─── MATERIAL FOR THE TASK
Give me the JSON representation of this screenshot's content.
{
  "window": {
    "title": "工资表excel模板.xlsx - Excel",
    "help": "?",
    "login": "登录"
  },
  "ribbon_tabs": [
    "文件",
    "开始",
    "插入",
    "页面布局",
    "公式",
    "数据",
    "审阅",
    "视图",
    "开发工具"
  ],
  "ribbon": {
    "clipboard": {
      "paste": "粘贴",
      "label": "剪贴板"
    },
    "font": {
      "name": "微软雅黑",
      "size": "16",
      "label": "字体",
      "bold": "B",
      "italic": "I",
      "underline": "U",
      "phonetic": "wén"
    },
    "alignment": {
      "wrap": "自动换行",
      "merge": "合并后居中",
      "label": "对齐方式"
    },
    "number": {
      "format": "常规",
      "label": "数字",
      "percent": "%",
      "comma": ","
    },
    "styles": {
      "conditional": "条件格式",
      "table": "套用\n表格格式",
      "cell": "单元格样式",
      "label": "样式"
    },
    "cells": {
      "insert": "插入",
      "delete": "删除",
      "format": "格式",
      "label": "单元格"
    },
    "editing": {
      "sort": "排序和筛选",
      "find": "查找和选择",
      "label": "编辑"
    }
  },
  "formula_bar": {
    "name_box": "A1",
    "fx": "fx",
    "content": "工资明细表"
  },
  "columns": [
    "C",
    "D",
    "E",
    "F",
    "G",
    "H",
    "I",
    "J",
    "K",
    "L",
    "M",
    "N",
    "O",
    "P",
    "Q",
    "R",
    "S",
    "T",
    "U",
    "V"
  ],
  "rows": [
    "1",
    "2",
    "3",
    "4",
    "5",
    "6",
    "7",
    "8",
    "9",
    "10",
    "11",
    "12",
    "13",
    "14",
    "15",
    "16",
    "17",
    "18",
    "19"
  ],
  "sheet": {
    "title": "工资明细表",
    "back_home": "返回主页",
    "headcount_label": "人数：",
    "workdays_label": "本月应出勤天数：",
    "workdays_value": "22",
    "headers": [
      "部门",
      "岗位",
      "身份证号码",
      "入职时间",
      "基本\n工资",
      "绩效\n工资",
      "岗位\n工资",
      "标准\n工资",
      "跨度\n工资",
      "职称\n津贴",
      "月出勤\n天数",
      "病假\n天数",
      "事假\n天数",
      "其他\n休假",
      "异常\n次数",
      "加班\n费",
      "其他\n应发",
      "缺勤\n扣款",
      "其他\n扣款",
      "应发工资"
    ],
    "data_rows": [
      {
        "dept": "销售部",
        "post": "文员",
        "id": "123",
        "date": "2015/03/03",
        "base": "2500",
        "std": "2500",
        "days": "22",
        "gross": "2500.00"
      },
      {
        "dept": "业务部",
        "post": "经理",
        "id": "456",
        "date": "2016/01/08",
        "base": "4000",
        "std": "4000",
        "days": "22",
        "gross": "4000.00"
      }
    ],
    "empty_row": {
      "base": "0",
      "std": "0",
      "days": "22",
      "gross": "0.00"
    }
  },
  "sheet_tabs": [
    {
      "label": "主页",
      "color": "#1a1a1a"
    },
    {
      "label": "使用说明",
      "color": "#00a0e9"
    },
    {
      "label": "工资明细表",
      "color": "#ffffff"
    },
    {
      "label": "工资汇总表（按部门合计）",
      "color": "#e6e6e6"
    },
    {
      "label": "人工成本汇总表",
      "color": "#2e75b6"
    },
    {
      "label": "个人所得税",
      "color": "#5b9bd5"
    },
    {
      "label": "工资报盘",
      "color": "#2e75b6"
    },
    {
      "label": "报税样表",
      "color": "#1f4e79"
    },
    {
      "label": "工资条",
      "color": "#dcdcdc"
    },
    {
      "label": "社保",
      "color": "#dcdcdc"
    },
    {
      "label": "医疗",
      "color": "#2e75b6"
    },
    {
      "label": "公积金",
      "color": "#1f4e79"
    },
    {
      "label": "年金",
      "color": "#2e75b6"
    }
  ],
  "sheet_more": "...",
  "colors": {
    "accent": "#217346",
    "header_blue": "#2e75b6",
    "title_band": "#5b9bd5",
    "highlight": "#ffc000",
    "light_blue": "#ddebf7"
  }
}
──────
**EXERCISE BRIEF**
Reproduce every line of the data verbatim.

**WRITTEN REPLY**
Give me the JSON representation of this screenshot's content.
{
  "window": {
    "title": "工资表excel模板.xlsx - Excel",
    "help": "?",
    "login": "登录"
  },
  "ribbon_tabs": [
    "文件",
    "开始",
    "插入",
    "页面布局",
    "公式",
    "数据",
    "审阅",
    "视图",
    "开发工具"
  ],
  "ribbon": {
    "clipboard": {
      "paste": "粘贴",
      "label": "剪贴板"
    },
    "font": {
      "name": "微软雅黑",
      "size": "16",
      "label": "字体",
      "bold": "B",
      "italic": "I",
      "underline": "U",
      "phonetic": "wén"
    },
    "alignment": {
      "wrap": "自动换行",
      "merge": "合并后居中",
      "label": "对齐方式"
    },
    "number": {
      "format": "常规",
      "label": "数字",
      "percent": "%",
      "comma": ","
    },
    "styles": {
      "conditional": "条件格式",
      "table": "套用\n表格格式",
      "cell": "单元格样式",
      "label": "样式"
    },
    "cells": {
      "insert": "插入",
      "delete": "删除",
      "format": "格式",
      "label": "单元格"
    },
    "editing": {
      "sort": "排序和筛选",
      "find": "查找和选择",
      "label": "编辑"
    }
  },
  "formula_bar": {
    "name_box": "A1",
    "fx": "fx",
    "content": "工资明细表"
  },
  "columns": [
    "C",
    "D",
    "E",
    "F",
    "G",
    "H",
    "I",
    "J",
    "K",
    "L",
    "M",
    "N",
    "O",
    "P",
    "Q",
    "R",
    "S",
    "T",
    "U",
    "V"
  ],
  "rows": [
    "1",
    "2",
    "3",
    "4",
    "5",
    "6",
    "7",
    "8",
    "9",
    "10",
    "11",
    "12",
    "13",
    "14",
    "15",
    "16",
    "17",
    "18",
    "19"
  ],
  "sheet": {
    "title": "工资明细表",
    "back_home": "返回主页",
    "headcount_label": "人数：",
    "workdays_label": "本月应出勤天数：",
    "workdays_value": "22",
    "headers": [
      "部门",
      "岗位",
      "身份证号码",
      "入职时间",
      "基本\n工资",
      "绩效\n工资",
      "岗位\n工资",
      "标准\n工资",
      "跨度\n工资",
      "职称\n津贴",
      "月出勤\n天数",
      "病假\n天数",
      "事假\n天数",
      "其他\n休假",
      "异常\n次数",
      "加班\n费",
      "其他\n应发",
      "缺勤\n扣款",
      "其他\n扣款",
      "应发工资"
    ],
    "data_rows": [
      {
        "dept": "销售部",
        "post": "文员",
        "id": "123",
        "date": "2015/03/03",
        "base": "2500",
        "std": "2500",
        "days": "22",
        "gross": "2500.00"
      },
      {
        "dept": "业务部",
        "post": "经理",
        "id": "456",
        "date": "2016/01/08",
        "base": "4000",
        "std": "4000",
        "days": "22",
        "gross": "4000.00"
      }
    ],
    "empty_row": {
      "base": "0",
      "std": "0",
      "days": "22",
      "gross": "0.00"
    }
  },
  "sheet_tabs": [
    {
      "label": "主页",
      "color": "#1a1a1a"
    },
    {
      "label": "使用说明",
      "color": "#00a0e9"
    },
    {
      "label": "工资明细表",
      "color": "#ffffff"
    },
    {
      "label": "工资汇总表（按部门合计）",
      "color": "#e6e6e6"
    },
    {
      "label": "人工成本汇总表",
      "color": "#2e75b6"
    },
    {
      "label": "个人所得税",
      "color": "#5b9bd5"
    },
    {
      "label": "工资报盘",
      "color": "#2e75b6"
    },
    {
      "label": "报税样表",
      "color": "#1f4e79"
    },
    {
      "label": "工资条",
      "color": "#dcdcdc"
    },
    {
      "label": "社保",
      "color": "#dcdcdc"
    },
    {
      "label": "医疗",
      "color": "#2e75b6"
    },
    {
      "label": "公积金",
      "color": "#1f4e79"
    },
    {
      "label": "年金",
      "color": "#2e75b6"
    }
  ],
  "sheet_more": "...",
  "colors": {
    "accent": "#217346",
    "header_blue": "#2e75b6",
    "title_band": "#5b9bd5",
    "highlight": "#ffc000",
    "light_blue": "#ddebf7"
  }
}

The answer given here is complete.